_SHORT PROBLEM_
All lines below must be repeated exactly, with the pictures omitted.

[Dataset rows about figures]
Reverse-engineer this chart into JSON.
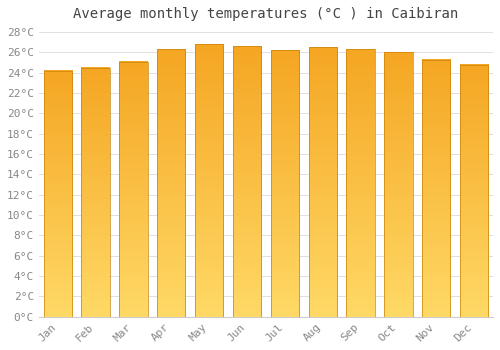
{
  "title": "Average monthly temperatures (°C ) in Caibiran",
  "months": [
    "Jan",
    "Feb",
    "Mar",
    "Apr",
    "May",
    "Jun",
    "Jul",
    "Aug",
    "Sep",
    "Oct",
    "Nov",
    "Dec"
  ],
  "values": [
    24.2,
    24.5,
    25.1,
    26.3,
    26.8,
    26.6,
    26.2,
    26.5,
    26.3,
    26.0,
    25.3,
    24.8
  ],
  "bar_color_top": "#F5A623",
  "bar_color_bottom": "#FFD966",
  "bar_edge_color": "#C8830A",
  "ylim": [
    0,
    28
  ],
  "ytick_step": 2,
  "background_color": "#ffffff",
  "grid_color": "#e0e0e0",
  "title_fontsize": 10,
  "tick_fontsize": 8,
  "tick_label_color": "#888888",
  "title_color": "#444444",
  "bar_width": 0.75
}
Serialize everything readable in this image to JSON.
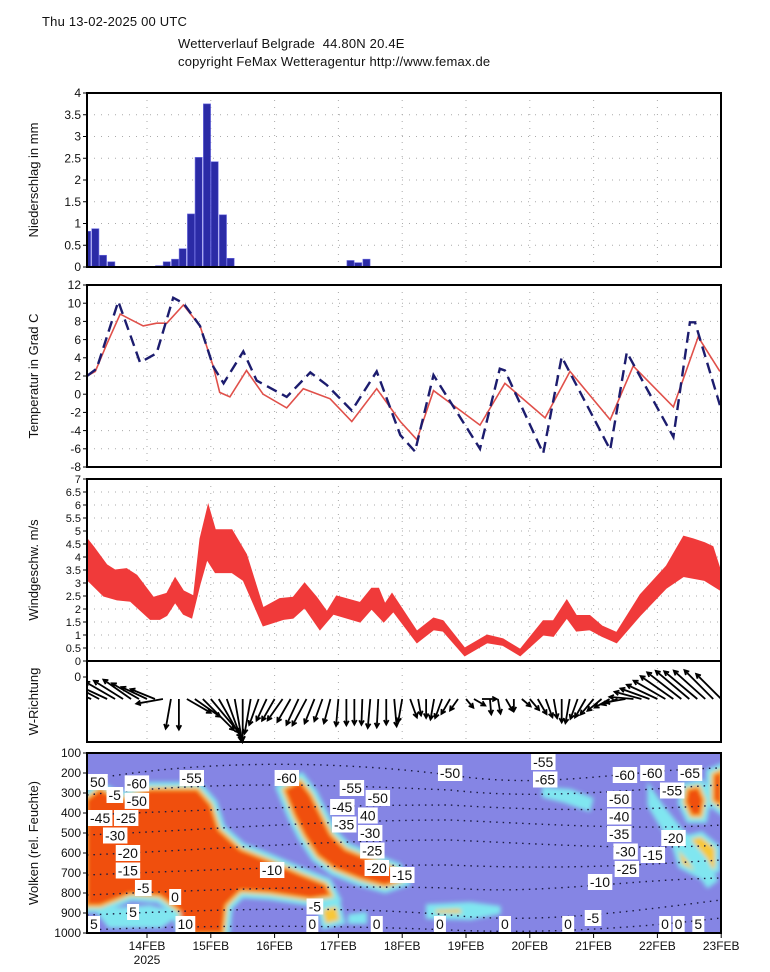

_WRITTEN RESPONSE_
Reverse-engineer this chart into JSON.
{
  "title": "Average monthly temperatures (°C ) in Caibiran",
  "months": [
    "Jan",
    "Feb",
    "Mar",
    "Apr",
    "May",
    "Jun",
    "Jul",
    "Aug",
    "Sep",
    "Oct",
    "Nov",
    "Dec"
  ],
  "values": [
    24.2,
    24.5,
    25.1,
    26.3,
    26.8,
    26.6,
    26.2,
    26.5,
    26.3,
    26.0,
    25.3,
    24.8
  ],
  "bar_color_top": "#F5A623",
  "bar_color_bottom": "#FFD966",
  "bar_edge_color": "#C8830A",
  "ylim": [
    0,
    28
  ],
  "ytick_step": 2,
  "background_color": "#ffffff",
  "grid_color": "#e0e0e0",
  "title_fontsize": 10,
  "tick_fontsize": 8,
  "tick_label_color": "#888888",
  "title_color": "#444444",
  "bar_width": 0.75
}
Serialize everything readable in this image to JSON.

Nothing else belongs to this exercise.